What you will do: Using the data below, repeat all of it precisely.

Task data:
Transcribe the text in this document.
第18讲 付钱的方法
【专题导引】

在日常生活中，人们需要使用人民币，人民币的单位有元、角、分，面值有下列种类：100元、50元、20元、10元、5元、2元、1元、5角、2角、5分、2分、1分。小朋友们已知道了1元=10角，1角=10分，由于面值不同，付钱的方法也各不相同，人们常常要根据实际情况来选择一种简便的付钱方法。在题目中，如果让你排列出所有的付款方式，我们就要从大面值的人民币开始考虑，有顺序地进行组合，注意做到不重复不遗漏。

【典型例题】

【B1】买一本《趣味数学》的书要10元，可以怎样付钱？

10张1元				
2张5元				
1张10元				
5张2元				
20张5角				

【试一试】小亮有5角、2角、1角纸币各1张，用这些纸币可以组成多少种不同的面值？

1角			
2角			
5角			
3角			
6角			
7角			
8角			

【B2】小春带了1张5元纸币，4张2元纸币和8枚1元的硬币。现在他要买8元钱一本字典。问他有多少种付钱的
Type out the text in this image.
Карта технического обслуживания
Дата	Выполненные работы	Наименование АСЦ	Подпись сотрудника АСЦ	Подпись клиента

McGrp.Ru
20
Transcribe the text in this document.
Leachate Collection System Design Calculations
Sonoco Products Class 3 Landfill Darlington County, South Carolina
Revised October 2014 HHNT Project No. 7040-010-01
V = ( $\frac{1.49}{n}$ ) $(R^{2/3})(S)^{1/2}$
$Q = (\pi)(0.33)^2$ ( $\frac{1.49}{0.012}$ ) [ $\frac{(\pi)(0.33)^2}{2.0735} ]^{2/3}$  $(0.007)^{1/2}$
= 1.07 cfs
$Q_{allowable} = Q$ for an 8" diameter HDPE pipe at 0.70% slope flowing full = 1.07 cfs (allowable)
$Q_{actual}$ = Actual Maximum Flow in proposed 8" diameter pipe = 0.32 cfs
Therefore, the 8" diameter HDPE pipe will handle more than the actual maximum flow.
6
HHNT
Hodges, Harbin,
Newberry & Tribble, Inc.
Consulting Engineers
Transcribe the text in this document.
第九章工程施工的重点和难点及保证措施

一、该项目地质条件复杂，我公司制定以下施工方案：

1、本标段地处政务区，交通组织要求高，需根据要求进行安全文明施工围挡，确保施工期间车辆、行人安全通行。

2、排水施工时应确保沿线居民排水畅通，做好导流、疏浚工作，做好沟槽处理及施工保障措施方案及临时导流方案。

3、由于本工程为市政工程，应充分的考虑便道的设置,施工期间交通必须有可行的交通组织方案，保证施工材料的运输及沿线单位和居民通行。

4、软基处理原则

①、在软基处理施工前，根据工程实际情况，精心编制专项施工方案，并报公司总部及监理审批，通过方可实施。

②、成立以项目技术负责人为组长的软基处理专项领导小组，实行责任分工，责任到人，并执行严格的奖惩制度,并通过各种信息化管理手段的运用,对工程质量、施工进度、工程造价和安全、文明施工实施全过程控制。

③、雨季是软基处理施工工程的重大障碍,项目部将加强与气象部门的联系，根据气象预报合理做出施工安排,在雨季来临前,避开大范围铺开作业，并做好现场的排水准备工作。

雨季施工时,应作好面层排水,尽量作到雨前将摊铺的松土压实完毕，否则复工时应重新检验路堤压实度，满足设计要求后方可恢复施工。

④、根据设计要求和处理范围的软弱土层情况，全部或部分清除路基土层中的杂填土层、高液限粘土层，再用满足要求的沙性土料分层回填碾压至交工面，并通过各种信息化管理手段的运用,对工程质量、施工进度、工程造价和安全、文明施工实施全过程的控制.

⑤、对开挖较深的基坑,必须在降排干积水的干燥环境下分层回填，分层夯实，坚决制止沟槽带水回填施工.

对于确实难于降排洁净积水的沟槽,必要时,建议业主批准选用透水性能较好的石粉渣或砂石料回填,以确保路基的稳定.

Correct answer:
Transcribe the text in this document.
第18讲 付钱的方法
【专题导引】

在日常生活中，人们需要使用人民币，人民币的单位有元、角、分，面值有下列种类：100元、50元、20元、10元、5元、2元、1元、5角、2角、5分、2分、1分。小朋友们已知道了1元=10角，1角=10分，由于面值不同，付钱的方法也各不相同，人们常常要根据实际情况来选择一种简便的付钱方法。在题目中，如果让你排列出所有的付款方式，我们就要从大面值的人民币开始考虑，有顺序地进行组合，注意做到不重复不遗漏。

【典型例题】

【B1】买一本《趣味数学》的书要10元，可以怎样付钱？

10张1元				
2张5元				
1张10元				
5张2元				
20张5角				

【试一试】小亮有5角、2角、1角纸币各1张，用这些纸币可以组成多少种不同的面值？

1角			
2角			
5角			
3角			
6角			
7角			
8角			

【B2】小春带了1张5元纸币，4张2元纸币和8枚1元的硬币。现在他要买8元钱一本字典。问他有多少种付钱的
Type out the text in this image.
Карта технического обслуживания
Дата	Выполненные работы	Наименование АСЦ	Подпись сотрудника АСЦ	Подпись клиента

McGrp.Ru
20
Transcribe the text in this document.
Leachate Collection System Design Calculations
Sonoco Products Class 3 Landfill Darlington County, South Carolina
Revised October 2014 HHNT Project No. 7040-010-01
V = ( $\frac{1.49}{n}$ ) $(R^{2/3})(S)^{1/2}$
$Q = (\pi)(0.33)^2$ ( $\frac{1.49}{0.012}$ ) [ $\frac{(\pi)(0.33)^2}{2.0735} ]^{2/3}$  $(0.007)^{1/2}$
= 1.07 cfs
$Q_{allowable} = Q$ for an 8" diameter HDPE pipe at 0.70% slope flowing full = 1.07 cfs (allowable)
$Q_{actual}$ = Actual Maximum Flow in proposed 8" diameter pipe = 0.32 cfs
Therefore, the 8" diameter HDPE pipe will handle more than the actual maximum flow.
6
HHNT
Hodges, Harbin,
Newberry & Tribble, Inc.
Consulting Engineers
Transcribe the text in this document.
第九章工程施工的重点和难点及保证措施

一、该项目地质条件复杂，我公司制定以下施工方案：

1、本标段地处政务区，交通组织要求高，需根据要求进行安全文明施工围挡，确保施工期间车辆、行人安全通行。

2、排水施工时应确保沿线居民排水畅通，做好导流、疏浚工作，做好沟槽处理及施工保障措施方案及临时导流方案。

3、由于本工程为市政工程，应充分的考虑便道的设置,施工期间交通必须有可行的交通组织方案，保证施工材料的运输及沿线单位和居民通行。

4、软基处理原则

①、在软基处理施工前，根据工程实际情况，精心编制专项施工方案，并报公司总部及监理审批，通过方可实施。

②、成立以项目技术负责人为组长的软基处理专项领导小组，实行责任分工，责任到人，并执行严格的奖惩制度,并通过各种信息化管理手段的运用,对工程质量、施工进度、工程造价和安全、文明施工实施全过程控制。

③、雨季是软基处理施工工程的重大障碍,项目部将加强与气象部门的联系，根据气象预报合理做出施工安排,在雨季来临前,避开大范围铺开作业，并做好现场的排水准备工作。

雨季施工时,应作好面层排水,尽量作到雨前将摊铺的松土压实完毕，否则复工时应重新检验路堤压实度，满足设计要求后方可恢复施工。

④、根据设计要求和处理范围的软弱土层情况，全部或部分清除路基土层中的杂填土层、高液限粘土层，再用满足要求的沙性土料分层回填碾压至交工面，并通过各种信息化管理手段的运用,对工程质量、施工进度、工程造价和安全、文明施工实施全过程的控制.

⑤、对开挖较深的基坑,必须在降排干积水的干燥环境下分层回填，分层夯实，坚决制止沟槽带水回填施工.

对于确实难于降排洁净积水的沟槽,必要时,建议业主批准选用透水性能较好的石粉渣或砂石料回填,以确保路基的稳定.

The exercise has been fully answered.